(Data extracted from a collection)

···

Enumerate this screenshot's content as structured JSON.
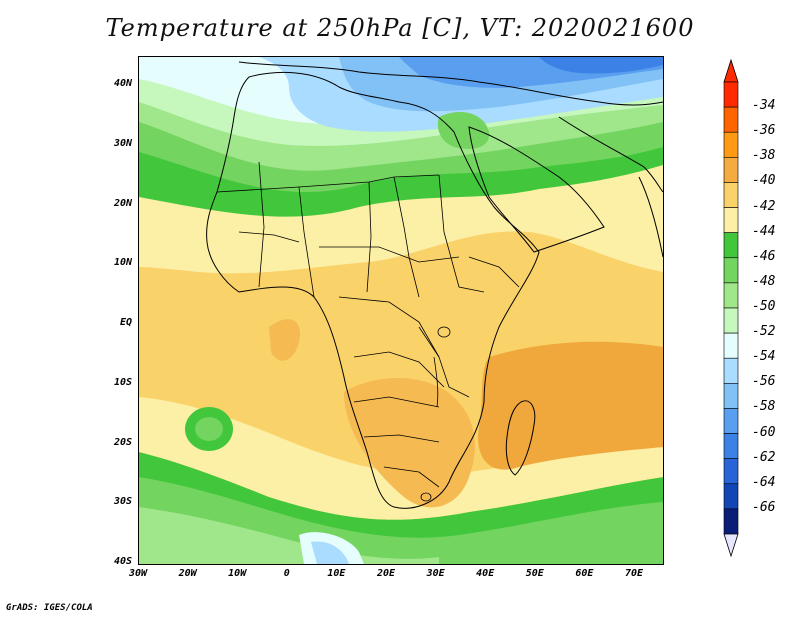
{
  "title": "Temperature at 250hPa [C], VT: 2020021600",
  "credit": "GrADS: IGES/COLA",
  "lat_labels": [
    "40N",
    "30N",
    "20N",
    "10N",
    "EQ",
    "10S",
    "20S",
    "30S",
    "40S"
  ],
  "lon_labels": [
    "30W",
    "20W",
    "10W",
    "0",
    "10E",
    "20E",
    "30E",
    "40E",
    "50E",
    "60E",
    "70E"
  ],
  "colorbar": {
    "labels": [
      "-34",
      "-36",
      "-38",
      "-40",
      "-42",
      "-44",
      "-46",
      "-48",
      "-50",
      "-52",
      "-54",
      "-56",
      "-58",
      "-60",
      "-62",
      "-64",
      "-66"
    ],
    "colors": [
      "#ff2a00",
      "#ff6400",
      "#ff9a14",
      "#f5ab40",
      "#fad26a",
      "#fcefa6",
      "#41c63c",
      "#73d460",
      "#a0e68a",
      "#c6f7bd",
      "#e6fdfd",
      "#aadcff",
      "#82c1f6",
      "#5a9eef",
      "#3c82e6",
      "#2864d8",
      "#1246b4",
      "#0a1e78"
    ],
    "triangle_top": "#ff2a00",
    "triangle_bottom": "#e6e6ff"
  },
  "map_colors": {
    "t36": "#f0a83c",
    "t38": "#f5ba52",
    "t40": "#fad26a",
    "t42": "#fcefa6",
    "t44": "#41c63c",
    "t46": "#73d460",
    "t48": "#a0e68a",
    "t50": "#c6f7bd",
    "t52": "#e6fdfd",
    "t54": "#aadcff",
    "t56": "#82c1f6",
    "t58": "#5a9eef",
    "t60": "#3c82e6"
  }
}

···

• **TASK DESCRIPTION**:
From start to finish, output the listing exactly, but omit its pictures.

• **TASK ANSWER**:
Enumerate this screenshot's content as structured JSON.
{
  "title": "Temperature at 250hPa [C], VT: 2020021600",
  "credit": "GrADS: IGES/COLA",
  "lat_labels": [
    "40N",
    "30N",
    "20N",
    "10N",
    "EQ",
    "10S",
    "20S",
    "30S",
    "40S"
  ],
  "lon_labels": [
    "30W",
    "20W",
    "10W",
    "0",
    "10E",
    "20E",
    "30E",
    "40E",
    "50E",
    "60E",
    "70E"
  ],
  "colorbar": {
    "labels": [
      "-34",
      "-36",
      "-38",
      "-40",
      "-42",
      "-44",
      "-46",
      "-48",
      "-50",
      "-52",
      "-54",
      "-56",
      "-58",
      "-60",
      "-62",
      "-64",
      "-66"
    ],
    "colors": [
      "#ff2a00",
      "#ff6400",
      "#ff9a14",
      "#f5ab40",
      "#fad26a",
      "#fcefa6",
      "#41c63c",
      "#73d460",
      "#a0e68a",
      "#c6f7bd",
      "#e6fdfd",
      "#aadcff",
      "#82c1f6",
      "#5a9eef",
      "#3c82e6",
      "#2864d8",
      "#1246b4",
      "#0a1e78"
    ],
    "triangle_top": "#ff2a00",
    "triangle_bottom": "#e6e6ff"
  },
  "map_colors": {
    "t36": "#f0a83c",
    "t38": "#f5ba52",
    "t40": "#fad26a",
    "t42": "#fcefa6",
    "t44": "#41c63c",
    "t46": "#73d460",
    "t48": "#a0e68a",
    "t50": "#c6f7bd",
    "t52": "#e6fdfd",
    "t54": "#aadcff",
    "t56": "#82c1f6",
    "t58": "#5a9eef",
    "t60": "#3c82e6"
  }
}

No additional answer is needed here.